Reproduce the material from its start through the line containing "- wind-vector: [273, 594, 279, 606]", swapping "screenshot" for "screen capture" and leaving all else unchanged.
===== Data for processing
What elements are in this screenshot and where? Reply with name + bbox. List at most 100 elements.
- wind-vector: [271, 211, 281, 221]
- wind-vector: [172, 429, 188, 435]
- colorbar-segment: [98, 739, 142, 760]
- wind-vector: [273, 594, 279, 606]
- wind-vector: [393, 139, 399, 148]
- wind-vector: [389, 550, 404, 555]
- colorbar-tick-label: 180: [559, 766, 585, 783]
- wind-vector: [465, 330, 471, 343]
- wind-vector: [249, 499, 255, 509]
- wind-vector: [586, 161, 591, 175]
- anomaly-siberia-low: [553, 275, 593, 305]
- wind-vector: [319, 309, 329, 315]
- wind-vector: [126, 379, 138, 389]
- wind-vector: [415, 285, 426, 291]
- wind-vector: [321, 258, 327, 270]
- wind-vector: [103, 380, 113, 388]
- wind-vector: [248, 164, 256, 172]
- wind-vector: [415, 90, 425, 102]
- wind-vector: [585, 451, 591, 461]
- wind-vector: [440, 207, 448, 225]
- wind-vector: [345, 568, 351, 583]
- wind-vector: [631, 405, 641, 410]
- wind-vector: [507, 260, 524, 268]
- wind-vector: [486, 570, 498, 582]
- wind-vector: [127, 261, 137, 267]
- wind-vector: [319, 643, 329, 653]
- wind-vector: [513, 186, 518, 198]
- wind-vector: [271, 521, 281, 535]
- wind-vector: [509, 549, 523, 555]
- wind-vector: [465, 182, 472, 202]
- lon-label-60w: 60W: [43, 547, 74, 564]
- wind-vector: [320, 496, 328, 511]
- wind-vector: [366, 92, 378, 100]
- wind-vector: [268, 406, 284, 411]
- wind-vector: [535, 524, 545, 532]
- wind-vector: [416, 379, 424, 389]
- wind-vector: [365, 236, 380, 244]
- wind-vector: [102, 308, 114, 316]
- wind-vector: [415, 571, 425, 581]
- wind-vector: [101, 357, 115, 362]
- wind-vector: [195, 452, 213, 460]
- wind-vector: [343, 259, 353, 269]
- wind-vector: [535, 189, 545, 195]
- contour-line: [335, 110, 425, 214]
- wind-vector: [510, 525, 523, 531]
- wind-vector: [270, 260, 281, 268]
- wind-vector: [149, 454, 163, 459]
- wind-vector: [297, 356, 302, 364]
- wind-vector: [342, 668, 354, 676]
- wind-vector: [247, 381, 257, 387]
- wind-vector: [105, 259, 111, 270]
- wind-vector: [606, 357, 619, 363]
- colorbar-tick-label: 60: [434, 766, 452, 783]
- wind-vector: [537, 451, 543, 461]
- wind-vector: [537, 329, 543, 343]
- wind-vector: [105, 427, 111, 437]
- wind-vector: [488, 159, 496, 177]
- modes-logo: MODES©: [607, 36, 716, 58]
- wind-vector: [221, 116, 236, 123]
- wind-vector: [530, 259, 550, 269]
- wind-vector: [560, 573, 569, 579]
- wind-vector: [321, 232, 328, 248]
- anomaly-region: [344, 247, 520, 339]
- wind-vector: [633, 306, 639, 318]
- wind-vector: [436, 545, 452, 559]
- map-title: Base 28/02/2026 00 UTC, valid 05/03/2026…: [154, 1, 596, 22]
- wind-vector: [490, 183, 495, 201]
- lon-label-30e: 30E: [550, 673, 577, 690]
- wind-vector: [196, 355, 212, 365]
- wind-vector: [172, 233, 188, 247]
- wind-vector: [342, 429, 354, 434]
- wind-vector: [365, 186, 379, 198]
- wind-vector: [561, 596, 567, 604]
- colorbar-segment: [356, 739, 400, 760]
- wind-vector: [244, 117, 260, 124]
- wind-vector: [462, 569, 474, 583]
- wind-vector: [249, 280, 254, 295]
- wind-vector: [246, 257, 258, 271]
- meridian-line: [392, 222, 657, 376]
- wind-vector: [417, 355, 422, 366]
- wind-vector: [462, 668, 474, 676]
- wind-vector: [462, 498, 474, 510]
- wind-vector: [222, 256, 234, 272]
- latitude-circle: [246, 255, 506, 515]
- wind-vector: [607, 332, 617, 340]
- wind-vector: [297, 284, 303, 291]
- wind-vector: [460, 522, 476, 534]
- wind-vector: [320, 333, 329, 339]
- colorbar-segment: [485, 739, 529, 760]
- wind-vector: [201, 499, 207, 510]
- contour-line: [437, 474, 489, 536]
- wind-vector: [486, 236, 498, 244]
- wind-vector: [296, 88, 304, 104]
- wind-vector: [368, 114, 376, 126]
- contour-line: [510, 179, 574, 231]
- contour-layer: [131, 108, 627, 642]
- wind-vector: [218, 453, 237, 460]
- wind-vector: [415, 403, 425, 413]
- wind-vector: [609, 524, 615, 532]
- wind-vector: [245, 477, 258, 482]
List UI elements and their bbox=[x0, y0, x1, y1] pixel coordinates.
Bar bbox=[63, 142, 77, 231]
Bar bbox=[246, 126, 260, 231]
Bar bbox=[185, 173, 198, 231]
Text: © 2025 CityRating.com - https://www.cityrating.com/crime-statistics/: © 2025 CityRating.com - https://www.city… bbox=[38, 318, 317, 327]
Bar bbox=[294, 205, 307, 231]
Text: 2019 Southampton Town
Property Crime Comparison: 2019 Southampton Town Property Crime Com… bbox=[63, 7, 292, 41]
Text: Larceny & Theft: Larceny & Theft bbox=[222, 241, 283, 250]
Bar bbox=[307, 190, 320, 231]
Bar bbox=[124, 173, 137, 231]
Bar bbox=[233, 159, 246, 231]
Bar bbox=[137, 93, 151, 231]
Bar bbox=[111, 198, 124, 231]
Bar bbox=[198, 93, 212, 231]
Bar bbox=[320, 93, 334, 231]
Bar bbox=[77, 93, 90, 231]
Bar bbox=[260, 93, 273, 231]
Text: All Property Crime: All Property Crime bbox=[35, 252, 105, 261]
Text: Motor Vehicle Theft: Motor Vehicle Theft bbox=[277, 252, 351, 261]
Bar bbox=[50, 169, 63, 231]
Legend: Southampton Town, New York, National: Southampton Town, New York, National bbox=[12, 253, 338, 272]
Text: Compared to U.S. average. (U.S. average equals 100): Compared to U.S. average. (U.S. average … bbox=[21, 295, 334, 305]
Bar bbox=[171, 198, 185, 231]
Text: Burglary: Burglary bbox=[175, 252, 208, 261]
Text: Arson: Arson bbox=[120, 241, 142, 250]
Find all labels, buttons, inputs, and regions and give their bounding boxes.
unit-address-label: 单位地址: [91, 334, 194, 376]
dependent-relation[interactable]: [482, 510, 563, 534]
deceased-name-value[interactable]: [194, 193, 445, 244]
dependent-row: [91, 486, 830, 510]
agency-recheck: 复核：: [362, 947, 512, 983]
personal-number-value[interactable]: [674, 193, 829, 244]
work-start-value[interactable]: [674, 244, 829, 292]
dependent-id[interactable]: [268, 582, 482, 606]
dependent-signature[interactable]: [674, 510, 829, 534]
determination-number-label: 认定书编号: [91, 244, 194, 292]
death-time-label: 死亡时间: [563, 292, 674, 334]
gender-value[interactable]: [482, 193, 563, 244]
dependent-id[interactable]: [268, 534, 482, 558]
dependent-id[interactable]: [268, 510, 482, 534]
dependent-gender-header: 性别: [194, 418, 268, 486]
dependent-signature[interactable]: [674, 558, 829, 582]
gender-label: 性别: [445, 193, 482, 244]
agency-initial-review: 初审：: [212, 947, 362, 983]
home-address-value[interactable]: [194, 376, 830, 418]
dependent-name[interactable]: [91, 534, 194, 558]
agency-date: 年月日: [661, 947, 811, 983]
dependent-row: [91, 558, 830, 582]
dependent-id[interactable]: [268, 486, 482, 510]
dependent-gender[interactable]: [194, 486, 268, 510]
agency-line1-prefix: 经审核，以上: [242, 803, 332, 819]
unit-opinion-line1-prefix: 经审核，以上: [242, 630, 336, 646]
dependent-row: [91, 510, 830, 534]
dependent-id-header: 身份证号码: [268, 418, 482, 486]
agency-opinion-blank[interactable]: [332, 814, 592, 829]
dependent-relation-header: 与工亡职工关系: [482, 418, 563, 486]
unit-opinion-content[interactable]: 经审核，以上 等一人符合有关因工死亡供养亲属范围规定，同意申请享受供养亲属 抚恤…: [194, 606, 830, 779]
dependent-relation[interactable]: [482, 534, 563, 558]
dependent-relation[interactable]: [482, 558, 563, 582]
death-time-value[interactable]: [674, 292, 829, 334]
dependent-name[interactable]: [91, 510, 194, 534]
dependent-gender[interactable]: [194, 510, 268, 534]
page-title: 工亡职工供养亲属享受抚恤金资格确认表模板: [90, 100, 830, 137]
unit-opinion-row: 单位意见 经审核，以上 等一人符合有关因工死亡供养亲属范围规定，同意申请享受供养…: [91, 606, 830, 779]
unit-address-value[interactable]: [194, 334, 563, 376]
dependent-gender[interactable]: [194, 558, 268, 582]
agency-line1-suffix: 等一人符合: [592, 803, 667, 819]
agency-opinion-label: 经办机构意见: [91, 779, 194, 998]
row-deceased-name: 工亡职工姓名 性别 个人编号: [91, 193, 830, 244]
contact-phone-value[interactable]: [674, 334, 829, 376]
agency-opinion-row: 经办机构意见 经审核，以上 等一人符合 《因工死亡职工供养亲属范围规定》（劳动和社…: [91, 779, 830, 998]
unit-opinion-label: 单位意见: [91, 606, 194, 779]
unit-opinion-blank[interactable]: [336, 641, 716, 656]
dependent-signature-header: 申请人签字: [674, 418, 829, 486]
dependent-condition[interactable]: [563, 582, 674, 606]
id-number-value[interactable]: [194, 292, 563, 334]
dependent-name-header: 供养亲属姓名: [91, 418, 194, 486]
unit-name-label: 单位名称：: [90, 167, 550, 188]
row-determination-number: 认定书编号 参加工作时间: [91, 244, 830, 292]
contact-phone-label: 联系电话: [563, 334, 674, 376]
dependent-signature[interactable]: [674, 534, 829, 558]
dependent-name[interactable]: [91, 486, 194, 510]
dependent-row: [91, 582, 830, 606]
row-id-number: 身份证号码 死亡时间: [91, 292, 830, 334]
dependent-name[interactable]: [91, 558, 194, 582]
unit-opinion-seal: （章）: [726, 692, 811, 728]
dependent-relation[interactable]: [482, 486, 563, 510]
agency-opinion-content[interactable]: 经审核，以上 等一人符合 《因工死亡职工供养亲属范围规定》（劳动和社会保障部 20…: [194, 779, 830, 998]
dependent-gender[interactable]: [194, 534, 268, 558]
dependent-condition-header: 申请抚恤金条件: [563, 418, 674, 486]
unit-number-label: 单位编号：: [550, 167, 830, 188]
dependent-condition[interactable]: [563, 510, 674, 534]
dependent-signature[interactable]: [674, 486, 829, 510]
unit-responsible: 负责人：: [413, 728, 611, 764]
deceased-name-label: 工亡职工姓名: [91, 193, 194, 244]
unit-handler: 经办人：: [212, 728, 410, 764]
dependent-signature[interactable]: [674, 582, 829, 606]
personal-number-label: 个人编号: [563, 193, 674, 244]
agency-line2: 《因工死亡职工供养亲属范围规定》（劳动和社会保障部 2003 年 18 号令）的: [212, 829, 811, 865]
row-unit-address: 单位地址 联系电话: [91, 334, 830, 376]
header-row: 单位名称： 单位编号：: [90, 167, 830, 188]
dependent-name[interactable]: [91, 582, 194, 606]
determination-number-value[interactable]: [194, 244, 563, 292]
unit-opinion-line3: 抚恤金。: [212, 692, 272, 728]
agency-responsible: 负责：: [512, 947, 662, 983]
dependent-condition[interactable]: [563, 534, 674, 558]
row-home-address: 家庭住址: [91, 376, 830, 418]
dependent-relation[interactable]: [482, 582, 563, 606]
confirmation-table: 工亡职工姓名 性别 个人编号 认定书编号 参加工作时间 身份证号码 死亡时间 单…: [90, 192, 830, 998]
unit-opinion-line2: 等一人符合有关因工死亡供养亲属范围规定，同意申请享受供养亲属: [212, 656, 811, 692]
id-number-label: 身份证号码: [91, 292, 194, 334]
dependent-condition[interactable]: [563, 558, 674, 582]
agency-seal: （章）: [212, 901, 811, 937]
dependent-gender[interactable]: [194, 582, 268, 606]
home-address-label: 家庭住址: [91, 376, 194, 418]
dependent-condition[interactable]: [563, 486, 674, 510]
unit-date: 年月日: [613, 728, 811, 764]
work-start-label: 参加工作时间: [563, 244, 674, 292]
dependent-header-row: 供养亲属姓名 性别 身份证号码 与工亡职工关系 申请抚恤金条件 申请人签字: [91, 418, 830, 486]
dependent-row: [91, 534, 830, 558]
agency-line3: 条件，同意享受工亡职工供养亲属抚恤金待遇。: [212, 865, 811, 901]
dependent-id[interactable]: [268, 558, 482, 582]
==========
■ **Exercise result**
What elements are in this screen capture and where? Reply with name + bbox. List at most 100 elements.
- wind-vector: [271, 211, 281, 221]
- wind-vector: [172, 429, 188, 435]
- colorbar-segment: [98, 739, 142, 760]
- wind-vector: [273, 594, 279, 606]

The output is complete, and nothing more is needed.